REQUIREMENT - Take every line from the listing below that includes "admitted" and copy it.

Structured figure records -
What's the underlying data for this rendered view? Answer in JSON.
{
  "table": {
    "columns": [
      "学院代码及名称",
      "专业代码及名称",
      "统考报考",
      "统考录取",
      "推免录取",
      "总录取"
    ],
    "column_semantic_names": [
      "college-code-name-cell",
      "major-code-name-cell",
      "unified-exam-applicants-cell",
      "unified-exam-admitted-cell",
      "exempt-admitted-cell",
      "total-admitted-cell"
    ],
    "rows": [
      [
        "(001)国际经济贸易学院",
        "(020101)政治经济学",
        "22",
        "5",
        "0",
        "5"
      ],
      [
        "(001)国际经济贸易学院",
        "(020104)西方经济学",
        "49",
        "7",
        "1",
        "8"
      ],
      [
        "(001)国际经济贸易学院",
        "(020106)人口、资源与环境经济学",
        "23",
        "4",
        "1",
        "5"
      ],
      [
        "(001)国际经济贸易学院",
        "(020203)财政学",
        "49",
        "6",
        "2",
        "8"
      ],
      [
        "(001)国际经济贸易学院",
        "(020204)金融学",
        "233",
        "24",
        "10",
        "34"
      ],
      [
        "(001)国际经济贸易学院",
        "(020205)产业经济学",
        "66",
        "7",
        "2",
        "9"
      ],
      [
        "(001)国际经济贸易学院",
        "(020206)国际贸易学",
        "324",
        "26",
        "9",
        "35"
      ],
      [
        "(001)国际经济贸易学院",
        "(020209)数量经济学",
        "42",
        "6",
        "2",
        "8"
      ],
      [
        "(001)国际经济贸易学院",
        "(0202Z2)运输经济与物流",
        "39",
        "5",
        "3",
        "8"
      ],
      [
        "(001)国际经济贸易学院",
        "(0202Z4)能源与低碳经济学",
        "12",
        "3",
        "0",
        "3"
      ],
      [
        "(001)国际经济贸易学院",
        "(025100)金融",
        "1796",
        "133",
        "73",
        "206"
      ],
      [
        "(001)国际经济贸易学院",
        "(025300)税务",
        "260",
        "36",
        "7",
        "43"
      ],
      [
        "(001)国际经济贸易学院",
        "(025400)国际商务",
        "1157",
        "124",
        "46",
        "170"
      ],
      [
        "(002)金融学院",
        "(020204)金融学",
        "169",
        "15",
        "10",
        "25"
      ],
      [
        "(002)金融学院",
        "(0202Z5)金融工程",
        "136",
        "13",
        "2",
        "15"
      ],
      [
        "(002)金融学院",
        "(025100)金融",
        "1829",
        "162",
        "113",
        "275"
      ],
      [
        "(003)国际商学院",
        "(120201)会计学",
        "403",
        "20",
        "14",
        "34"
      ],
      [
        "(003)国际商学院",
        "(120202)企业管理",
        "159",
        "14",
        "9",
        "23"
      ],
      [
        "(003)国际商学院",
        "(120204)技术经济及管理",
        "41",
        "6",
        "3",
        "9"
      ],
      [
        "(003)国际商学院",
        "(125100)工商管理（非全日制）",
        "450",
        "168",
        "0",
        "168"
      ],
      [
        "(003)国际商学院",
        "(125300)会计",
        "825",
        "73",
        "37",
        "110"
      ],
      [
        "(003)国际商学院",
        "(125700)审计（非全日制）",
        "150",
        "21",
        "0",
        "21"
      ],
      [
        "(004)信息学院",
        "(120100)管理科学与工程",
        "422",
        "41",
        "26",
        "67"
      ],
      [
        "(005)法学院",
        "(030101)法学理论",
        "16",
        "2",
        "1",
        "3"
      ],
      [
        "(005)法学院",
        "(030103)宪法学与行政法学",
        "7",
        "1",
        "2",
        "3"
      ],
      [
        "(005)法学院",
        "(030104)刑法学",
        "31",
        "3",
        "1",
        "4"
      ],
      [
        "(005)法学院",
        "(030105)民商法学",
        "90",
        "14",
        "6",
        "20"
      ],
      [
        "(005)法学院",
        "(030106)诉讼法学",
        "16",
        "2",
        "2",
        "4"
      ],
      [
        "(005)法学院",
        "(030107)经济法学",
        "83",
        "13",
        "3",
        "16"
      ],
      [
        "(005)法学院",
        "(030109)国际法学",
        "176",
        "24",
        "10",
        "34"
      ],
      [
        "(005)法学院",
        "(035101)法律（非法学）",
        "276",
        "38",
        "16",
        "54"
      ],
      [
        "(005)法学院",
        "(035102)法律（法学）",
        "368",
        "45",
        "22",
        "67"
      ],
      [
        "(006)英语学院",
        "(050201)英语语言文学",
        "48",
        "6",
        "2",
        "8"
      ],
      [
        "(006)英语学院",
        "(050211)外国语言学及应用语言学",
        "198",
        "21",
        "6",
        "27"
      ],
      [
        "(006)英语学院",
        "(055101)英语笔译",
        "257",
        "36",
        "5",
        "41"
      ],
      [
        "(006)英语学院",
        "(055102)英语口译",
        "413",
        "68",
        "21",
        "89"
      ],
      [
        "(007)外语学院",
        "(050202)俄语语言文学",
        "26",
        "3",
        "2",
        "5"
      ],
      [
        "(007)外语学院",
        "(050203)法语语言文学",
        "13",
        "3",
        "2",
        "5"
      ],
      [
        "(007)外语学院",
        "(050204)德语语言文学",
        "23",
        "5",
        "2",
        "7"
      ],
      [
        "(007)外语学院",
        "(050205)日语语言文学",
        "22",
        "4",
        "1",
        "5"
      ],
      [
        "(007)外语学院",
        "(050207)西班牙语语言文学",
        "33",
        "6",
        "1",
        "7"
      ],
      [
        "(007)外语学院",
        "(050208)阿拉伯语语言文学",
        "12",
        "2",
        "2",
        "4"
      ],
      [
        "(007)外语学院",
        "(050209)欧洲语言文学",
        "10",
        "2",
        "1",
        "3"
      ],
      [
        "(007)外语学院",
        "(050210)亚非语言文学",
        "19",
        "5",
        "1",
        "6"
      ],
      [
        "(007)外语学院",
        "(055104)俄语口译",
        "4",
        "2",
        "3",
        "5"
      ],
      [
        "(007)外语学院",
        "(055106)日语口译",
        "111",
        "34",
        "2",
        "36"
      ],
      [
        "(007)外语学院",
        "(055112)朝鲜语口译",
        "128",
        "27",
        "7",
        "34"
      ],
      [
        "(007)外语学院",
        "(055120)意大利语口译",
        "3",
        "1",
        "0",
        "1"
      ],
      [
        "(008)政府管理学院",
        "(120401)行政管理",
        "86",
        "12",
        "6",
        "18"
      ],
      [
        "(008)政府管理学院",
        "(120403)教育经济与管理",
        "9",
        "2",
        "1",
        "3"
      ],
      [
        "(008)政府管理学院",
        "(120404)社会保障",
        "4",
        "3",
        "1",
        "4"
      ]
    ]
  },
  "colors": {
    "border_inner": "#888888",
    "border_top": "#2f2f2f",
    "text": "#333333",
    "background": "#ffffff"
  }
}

CORRECT OUTPUT -
      "unified-exam-admitted-cell",
      "exempt-admitted-cell",
      "total-admitted-cell"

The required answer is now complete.